- The data:
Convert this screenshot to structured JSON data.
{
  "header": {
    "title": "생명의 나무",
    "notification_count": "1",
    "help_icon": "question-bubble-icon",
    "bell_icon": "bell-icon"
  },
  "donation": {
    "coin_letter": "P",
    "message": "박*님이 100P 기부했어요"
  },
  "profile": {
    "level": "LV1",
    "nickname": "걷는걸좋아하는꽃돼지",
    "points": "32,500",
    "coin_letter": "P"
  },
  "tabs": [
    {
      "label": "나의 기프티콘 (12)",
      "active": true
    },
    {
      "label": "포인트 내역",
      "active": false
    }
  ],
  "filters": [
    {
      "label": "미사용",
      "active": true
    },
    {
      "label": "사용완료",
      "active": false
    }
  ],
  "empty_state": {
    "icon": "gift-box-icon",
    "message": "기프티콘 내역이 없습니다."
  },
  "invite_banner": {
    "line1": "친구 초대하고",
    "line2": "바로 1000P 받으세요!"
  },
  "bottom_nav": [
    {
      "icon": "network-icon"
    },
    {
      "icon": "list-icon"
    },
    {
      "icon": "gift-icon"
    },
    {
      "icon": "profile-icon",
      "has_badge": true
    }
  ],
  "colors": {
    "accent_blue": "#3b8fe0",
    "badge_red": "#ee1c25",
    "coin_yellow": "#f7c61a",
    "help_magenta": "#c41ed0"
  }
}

- Work required: Your task is to output all of the data above word for word.

- Response below:
Convert this screenshot to structured JSON data.
{
  "header": {
    "title": "생명의 나무",
    "notification_count": "1",
    "help_icon": "question-bubble-icon",
    "bell_icon": "bell-icon"
  },
  "donation": {
    "coin_letter": "P",
    "message": "박*님이 100P 기부했어요"
  },
  "profile": {
    "level": "LV1",
    "nickname": "걷는걸좋아하는꽃돼지",
    "points": "32,500",
    "coin_letter": "P"
  },
  "tabs": [
    {
      "label": "나의 기프티콘 (12)",
      "active": true
    },
    {
      "label": "포인트 내역",
      "active": false
    }
  ],
  "filters": [
    {
      "label": "미사용",
      "active": true
    },
    {
      "label": "사용완료",
      "active": false
    }
  ],
  "empty_state": {
    "icon": "gift-box-icon",
    "message": "기프티콘 내역이 없습니다."
  },
  "invite_banner": {
    "line1": "친구 초대하고",
    "line2": "바로 1000P 받으세요!"
  },
  "bottom_nav": [
    {
      "icon": "network-icon"
    },
    {
      "icon": "list-icon"
    },
    {
      "icon": "gift-icon"
    },
    {
      "icon": "profile-icon",
      "has_badge": true
    }
  ],
  "colors": {
    "accent_blue": "#3b8fe0",
    "badge_red": "#ee1c25",
    "coin_yellow": "#f7c61a",
    "help_magenta": "#c41ed0"
  }
}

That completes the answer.